-- Start of RECORDS --
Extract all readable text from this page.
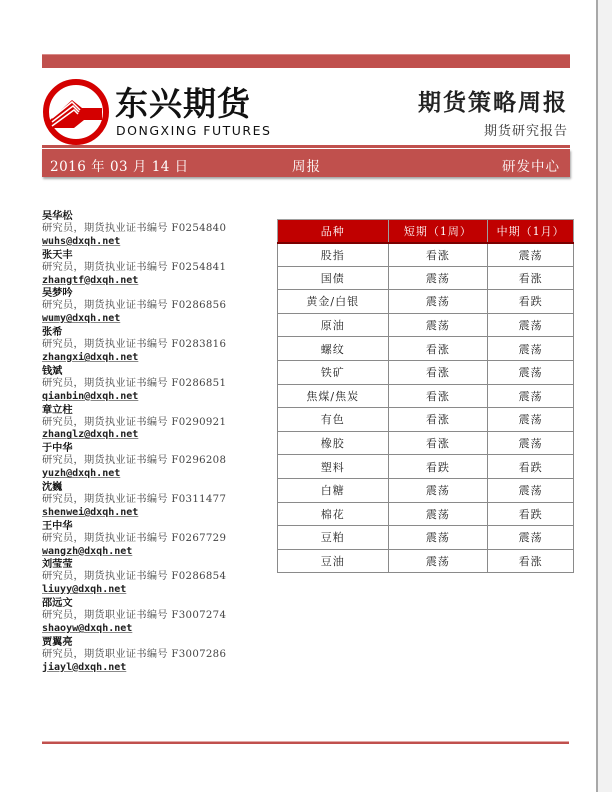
东兴期货
DONGXING FUTURES
期货策略周报
期货研究报告
2016 年 03 月 14 日	周报	研发中心
吴华松
研究员，期货执业证书编号 F0254840
wuhs@dxqh.net
张天丰
研究员，期货执业证书编号 F0254841
zhangtf@dxqh.net
吴梦吟
研究员，期货执业证书编号 F0286856
wumy@dxqh.net
张希
研究员，期货执业证书编号 F0283816
zhangxi@dxqh.net
钱斌
研究员，期货执业证书编号 F0286851
qianbin@dxqh.net
章立柱
研究员，期货执业证书编号 F0290921
zhanglz@dxqh.net
于中华
研究员，期货执业证书编号 F0296208
yuzh@dxqh.net
沈巍
研究员，期货执业证书编号 F0311477
shenwei@dxqh.net
王中华
研究员，期货执业证书编号 F0267729
wangzh@dxqh.net
刘莹莹
研究员，期货执业证书编号 F0286854
liuyy@dxqh.net
邵远文
研究员，期货职业证书编号 F3007274
shaoyw@dxqh.net
贾翼亮
研究员，期货职业证书编号 F3007286
jiayl@dxqh.net
品种	短期（1周）	中期（1月）
股指	看涨	震荡
国债	震荡	看涨
黄金/白银	震荡	看跌
原油	震荡	震荡
螺纹	看涨	震荡
铁矿	看涨	震荡
焦煤/焦炭	看涨	震荡
有色	看涨	震荡
橡胶	看涨	震荡
塑料	看跌	看跌
白糖	震荡	震荡
棉花	震荡	看跌
豆粕	震荡	震荡
豆油	震荡	看涨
-- End of RECORDS --
◆ **DIRECTION**
Your task is to copy the entries in full and exactly, without any images.

◆ **RESULT OF THIS TASK**
Extract all readable text from this page.
东兴期货
DONGXING FUTURES
期货策略周报
期货研究报告
2016 年 03 月 14 日	周报	研发中心
吴华松
研究员，期货执业证书编号 F0254840
wuhs@dxqh.net
张天丰
研究员，期货执业证书编号 F0254841
zhangtf@dxqh.net
吴梦吟
研究员，期货执业证书编号 F0286856
wumy@dxqh.net
张希
研究员，期货执业证书编号 F0283816
zhangxi@dxqh.net
钱斌
研究员，期货执业证书编号 F0286851
qianbin@dxqh.net
章立柱
研究员，期货执业证书编号 F0290921
zhanglz@dxqh.net
于中华
研究员，期货执业证书编号 F0296208
yuzh@dxqh.net
沈巍
研究员，期货执业证书编号 F0311477
shenwei@dxqh.net
王中华
研究员，期货执业证书编号 F0267729
wangzh@dxqh.net
刘莹莹
研究员，期货执业证书编号 F0286854
liuyy@dxqh.net
邵远文
研究员，期货职业证书编号 F3007274
shaoyw@dxqh.net
贾翼亮
研究员，期货职业证书编号 F3007286
jiayl@dxqh.net
品种	短期（1周）	中期（1月）
股指	看涨	震荡
国债	震荡	看涨
黄金/白银	震荡	看跌
原油	震荡	震荡
螺纹	看涨	震荡
铁矿	看涨	震荡
焦煤/焦炭	看涨	震荡
有色	看涨	震荡
橡胶	看涨	震荡
塑料	看跌	看跌
白糖	震荡	震荡
棉花	震荡	看跌
豆粕	震荡	震荡
豆油	震荡	看涨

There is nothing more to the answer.